- _Exercise_
Print the listing below exactly.

[Records that describe figures]
•••

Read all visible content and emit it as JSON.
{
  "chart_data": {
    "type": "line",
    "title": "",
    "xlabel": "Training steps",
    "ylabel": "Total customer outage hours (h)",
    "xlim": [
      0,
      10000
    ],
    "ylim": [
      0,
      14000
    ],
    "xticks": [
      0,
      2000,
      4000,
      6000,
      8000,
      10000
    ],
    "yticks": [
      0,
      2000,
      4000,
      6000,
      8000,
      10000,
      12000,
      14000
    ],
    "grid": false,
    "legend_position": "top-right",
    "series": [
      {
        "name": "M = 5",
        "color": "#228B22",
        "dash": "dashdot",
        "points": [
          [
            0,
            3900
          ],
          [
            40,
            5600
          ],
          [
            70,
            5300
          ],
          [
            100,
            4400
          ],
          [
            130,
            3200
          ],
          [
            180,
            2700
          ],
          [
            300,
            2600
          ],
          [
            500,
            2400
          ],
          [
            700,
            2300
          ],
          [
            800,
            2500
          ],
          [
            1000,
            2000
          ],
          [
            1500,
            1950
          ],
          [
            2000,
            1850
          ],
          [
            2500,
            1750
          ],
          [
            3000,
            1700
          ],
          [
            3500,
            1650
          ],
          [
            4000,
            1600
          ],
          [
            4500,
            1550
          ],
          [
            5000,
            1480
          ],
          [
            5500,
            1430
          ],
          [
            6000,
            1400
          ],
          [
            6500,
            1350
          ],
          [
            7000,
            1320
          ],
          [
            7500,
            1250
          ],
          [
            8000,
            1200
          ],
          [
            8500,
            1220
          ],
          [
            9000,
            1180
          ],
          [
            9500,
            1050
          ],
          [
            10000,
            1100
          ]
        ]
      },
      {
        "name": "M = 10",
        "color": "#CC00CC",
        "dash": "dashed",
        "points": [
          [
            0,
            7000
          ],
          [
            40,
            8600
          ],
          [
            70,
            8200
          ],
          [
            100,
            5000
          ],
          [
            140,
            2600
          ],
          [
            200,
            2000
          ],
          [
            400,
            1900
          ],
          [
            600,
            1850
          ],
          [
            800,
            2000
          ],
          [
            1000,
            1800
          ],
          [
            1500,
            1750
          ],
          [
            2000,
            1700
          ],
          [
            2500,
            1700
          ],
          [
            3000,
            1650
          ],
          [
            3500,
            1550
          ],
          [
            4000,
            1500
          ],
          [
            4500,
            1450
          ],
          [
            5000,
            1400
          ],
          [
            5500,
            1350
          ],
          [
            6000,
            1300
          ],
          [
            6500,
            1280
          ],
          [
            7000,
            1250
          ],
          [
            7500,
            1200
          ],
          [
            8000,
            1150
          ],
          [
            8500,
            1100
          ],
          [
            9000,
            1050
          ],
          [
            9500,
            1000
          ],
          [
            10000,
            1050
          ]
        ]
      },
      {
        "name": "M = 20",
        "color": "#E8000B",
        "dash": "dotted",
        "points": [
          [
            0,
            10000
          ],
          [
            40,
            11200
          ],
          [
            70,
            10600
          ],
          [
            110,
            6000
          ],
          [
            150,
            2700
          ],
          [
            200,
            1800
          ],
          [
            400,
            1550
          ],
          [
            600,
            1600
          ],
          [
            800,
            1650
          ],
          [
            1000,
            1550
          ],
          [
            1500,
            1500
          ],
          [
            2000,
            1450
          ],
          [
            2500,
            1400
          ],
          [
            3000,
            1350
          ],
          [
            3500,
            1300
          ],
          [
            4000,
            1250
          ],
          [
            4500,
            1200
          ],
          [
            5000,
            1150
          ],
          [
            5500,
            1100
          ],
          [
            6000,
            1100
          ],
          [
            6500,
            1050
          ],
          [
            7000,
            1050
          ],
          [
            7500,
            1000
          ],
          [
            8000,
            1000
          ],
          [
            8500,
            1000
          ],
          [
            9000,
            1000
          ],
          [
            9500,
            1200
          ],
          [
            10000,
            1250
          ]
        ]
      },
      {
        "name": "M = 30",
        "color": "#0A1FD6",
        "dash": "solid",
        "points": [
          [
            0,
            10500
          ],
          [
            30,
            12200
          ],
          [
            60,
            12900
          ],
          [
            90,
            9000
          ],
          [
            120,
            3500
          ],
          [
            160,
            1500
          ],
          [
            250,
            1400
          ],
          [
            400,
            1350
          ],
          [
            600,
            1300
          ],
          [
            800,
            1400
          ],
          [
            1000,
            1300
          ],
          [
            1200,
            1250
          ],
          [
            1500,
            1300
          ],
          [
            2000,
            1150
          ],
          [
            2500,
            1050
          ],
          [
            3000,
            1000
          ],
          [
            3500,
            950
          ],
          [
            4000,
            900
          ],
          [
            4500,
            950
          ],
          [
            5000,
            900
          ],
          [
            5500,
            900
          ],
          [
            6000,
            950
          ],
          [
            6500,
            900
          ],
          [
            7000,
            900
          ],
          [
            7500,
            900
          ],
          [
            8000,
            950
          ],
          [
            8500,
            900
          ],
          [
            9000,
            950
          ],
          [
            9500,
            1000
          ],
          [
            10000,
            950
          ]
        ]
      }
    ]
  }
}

•••

- _Output below_
Read all visible content and emit it as JSON.
{
  "chart_data": {
    "type": "line",
    "title": "",
    "xlabel": "Training steps",
    "ylabel": "Total customer outage hours (h)",
    "xlim": [
      0,
      10000
    ],
    "ylim": [
      0,
      14000
    ],
    "xticks": [
      0,
      2000,
      4000,
      6000,
      8000,
      10000
    ],
    "yticks": [
      0,
      2000,
      4000,
      6000,
      8000,
      10000,
      12000,
      14000
    ],
    "grid": false,
    "legend_position": "top-right",
    "series": [
      {
        "name": "M = 5",
        "color": "#228B22",
        "dash": "dashdot",
        "points": [
          [
            0,
            3900
          ],
          [
            40,
            5600
          ],
          [
            70,
            5300
          ],
          [
            100,
            4400
          ],
          [
            130,
            3200
          ],
          [
            180,
            2700
          ],
          [
            300,
            2600
          ],
          [
            500,
            2400
          ],
          [
            700,
            2300
          ],
          [
            800,
            2500
          ],
          [
            1000,
            2000
          ],
          [
            1500,
            1950
          ],
          [
            2000,
            1850
          ],
          [
            2500,
            1750
          ],
          [
            3000,
            1700
          ],
          [
            3500,
            1650
          ],
          [
            4000,
            1600
          ],
          [
            4500,
            1550
          ],
          [
            5000,
            1480
          ],
          [
            5500,
            1430
          ],
          [
            6000,
            1400
          ],
          [
            6500,
            1350
          ],
          [
            7000,
            1320
          ],
          [
            7500,
            1250
          ],
          [
            8000,
            1200
          ],
          [
            8500,
            1220
          ],
          [
            9000,
            1180
          ],
          [
            9500,
            1050
          ],
          [
            10000,
            1100
          ]
        ]
      },
      {
        "name": "M = 10",
        "color": "#CC00CC",
        "dash": "dashed",
        "points": [
          [
            0,
            7000
          ],
          [
            40,
            8600
          ],
          [
            70,
            8200
          ],
          [
            100,
            5000
          ],
          [
            140,
            2600
          ],
          [
            200,
            2000
          ],
          [
            400,
            1900
          ],
          [
            600,
            1850
          ],
          [
            800,
            2000
          ],
          [
            1000,
            1800
          ],
          [
            1500,
            1750
          ],
          [
            2000,
            1700
          ],
          [
            2500,
            1700
          ],
          [
            3000,
            1650
          ],
          [
            3500,
            1550
          ],
          [
            4000,
            1500
          ],
          [
            4500,
            1450
          ],
          [
            5000,
            1400
          ],
          [
            5500,
            1350
          ],
          [
            6000,
            1300
          ],
          [
            6500,
            1280
          ],
          [
            7000,
            1250
          ],
          [
            7500,
            1200
          ],
          [
            8000,
            1150
          ],
          [
            8500,
            1100
          ],
          [
            9000,
            1050
          ],
          [
            9500,
            1000
          ],
          [
            10000,
            1050
          ]
        ]
      },
      {
        "name": "M = 20",
        "color": "#E8000B",
        "dash": "dotted",
        "points": [
          [
            0,
            10000
          ],
          [
            40,
            11200
          ],
          [
            70,
            10600
          ],
          [
            110,
            6000
          ],
          [
            150,
            2700
          ],
          [
            200,
            1800
          ],
          [
            400,
            1550
          ],
          [
            600,
            1600
          ],
          [
            800,
            1650
          ],
          [
            1000,
            1550
          ],
          [
            1500,
            1500
          ],
          [
            2000,
            1450
          ],
          [
            2500,
            1400
          ],
          [
            3000,
            1350
          ],
          [
            3500,
            1300
          ],
          [
            4000,
            1250
          ],
          [
            4500,
            1200
          ],
          [
            5000,
            1150
          ],
          [
            5500,
            1100
          ],
          [
            6000,
            1100
          ],
          [
            6500,
            1050
          ],
          [
            7000,
            1050
          ],
          [
            7500,
            1000
          ],
          [
            8000,
            1000
          ],
          [
            8500,
            1000
          ],
          [
            9000,
            1000
          ],
          [
            9500,
            1200
          ],
          [
            10000,
            1250
          ]
        ]
      },
      {
        "name": "M = 30",
        "color": "#0A1FD6",
        "dash": "solid",
        "points": [
          [
            0,
            10500
          ],
          [
            30,
            12200
          ],
          [
            60,
            12900
          ],
          [
            90,
            9000
          ],
          [
            120,
            3500
          ],
          [
            160,
            1500
          ],
          [
            250,
            1400
          ],
          [
            400,
            1350
          ],
          [
            600,
            1300
          ],
          [
            800,
            1400
          ],
          [
            1000,
            1300
          ],
          [
            1200,
            1250
          ],
          [
            1500,
            1300
          ],
          [
            2000,
            1150
          ],
          [
            2500,
            1050
          ],
          [
            3000,
            1000
          ],
          [
            3500,
            950
          ],
          [
            4000,
            900
          ],
          [
            4500,
            950
          ],
          [
            5000,
            900
          ],
          [
            5500,
            900
          ],
          [
            6000,
            950
          ],
          [
            6500,
            900
          ],
          [
            7000,
            900
          ],
          [
            7500,
            900
          ],
          [
            8000,
            950
          ],
          [
            8500,
            900
          ],
          [
            9000,
            950
          ],
          [
            9500,
            1000
          ],
          [
            10000,
            950
          ]
        ]
      }
    ]
  }
}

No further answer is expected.